● **MATERIAL FOR THIS EXERCISE**
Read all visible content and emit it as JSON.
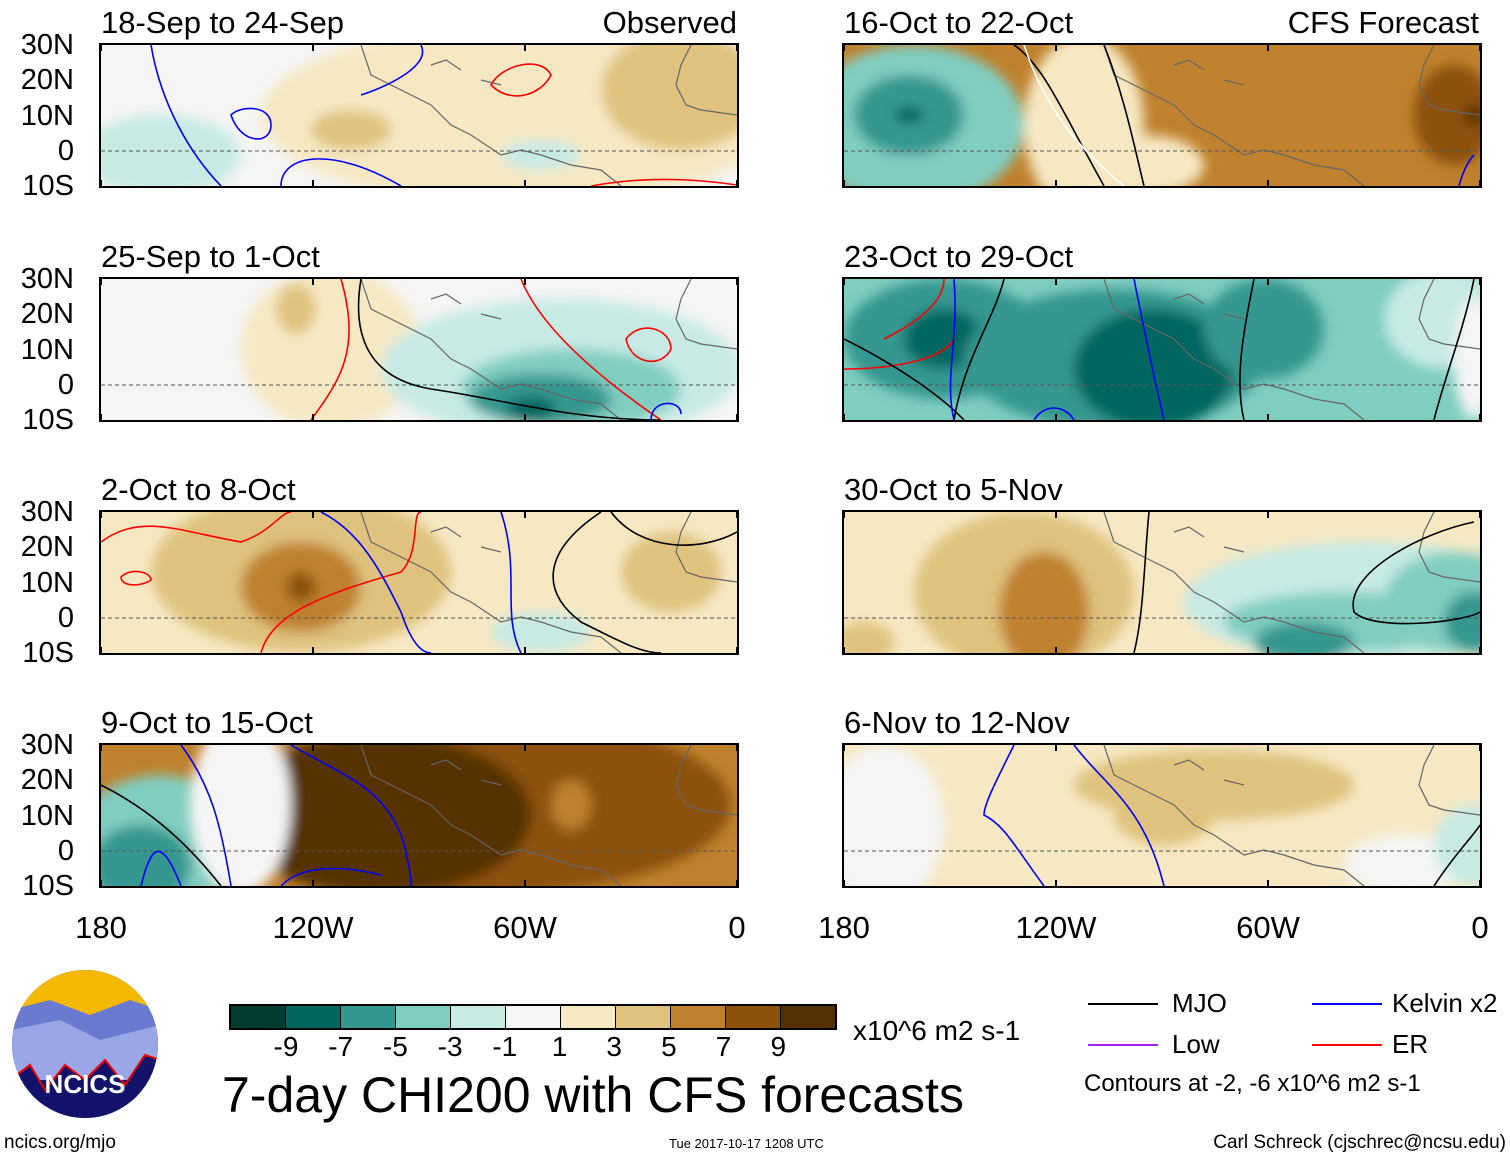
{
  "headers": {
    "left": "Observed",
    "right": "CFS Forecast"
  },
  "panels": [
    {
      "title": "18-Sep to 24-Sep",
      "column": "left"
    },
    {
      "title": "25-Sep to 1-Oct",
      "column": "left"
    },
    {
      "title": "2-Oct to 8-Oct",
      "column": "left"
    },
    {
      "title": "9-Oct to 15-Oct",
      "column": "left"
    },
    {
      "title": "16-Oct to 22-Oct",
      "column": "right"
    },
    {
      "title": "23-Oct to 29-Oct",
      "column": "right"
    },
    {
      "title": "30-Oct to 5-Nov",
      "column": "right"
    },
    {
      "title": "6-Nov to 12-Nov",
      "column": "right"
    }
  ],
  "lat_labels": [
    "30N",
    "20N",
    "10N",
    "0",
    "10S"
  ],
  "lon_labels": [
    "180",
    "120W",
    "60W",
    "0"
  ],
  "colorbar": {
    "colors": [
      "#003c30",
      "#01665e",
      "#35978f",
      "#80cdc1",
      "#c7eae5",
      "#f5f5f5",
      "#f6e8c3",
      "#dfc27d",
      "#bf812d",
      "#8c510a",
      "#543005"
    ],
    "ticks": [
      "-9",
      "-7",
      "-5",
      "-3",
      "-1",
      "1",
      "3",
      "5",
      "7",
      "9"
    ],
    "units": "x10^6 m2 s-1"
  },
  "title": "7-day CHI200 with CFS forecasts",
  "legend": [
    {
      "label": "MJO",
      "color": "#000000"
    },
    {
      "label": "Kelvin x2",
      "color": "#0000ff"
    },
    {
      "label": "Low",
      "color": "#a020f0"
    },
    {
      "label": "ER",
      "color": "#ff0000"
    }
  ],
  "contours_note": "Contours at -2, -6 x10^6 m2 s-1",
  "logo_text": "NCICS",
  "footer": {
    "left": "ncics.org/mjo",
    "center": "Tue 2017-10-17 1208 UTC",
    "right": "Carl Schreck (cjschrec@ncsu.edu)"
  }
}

● **EXERCISE INSTRUCTIONS**
List the lines of the entries that include "title".

● **THE SOLUTION**
      "title": "18-Sep to 24-Sep",
      "title": "25-Sep to 1-Oct",
      "title": "2-Oct to 8-Oct",
      "title": "9-Oct to 15-Oct",
      "title": "16-Oct to 22-Oct",
      "title": "23-Oct to 29-Oct",
      "title": "30-Oct to 5-Nov",
      "title": "6-Nov to 12-Nov",
  "title": "7-day CHI200 with CFS forecasts",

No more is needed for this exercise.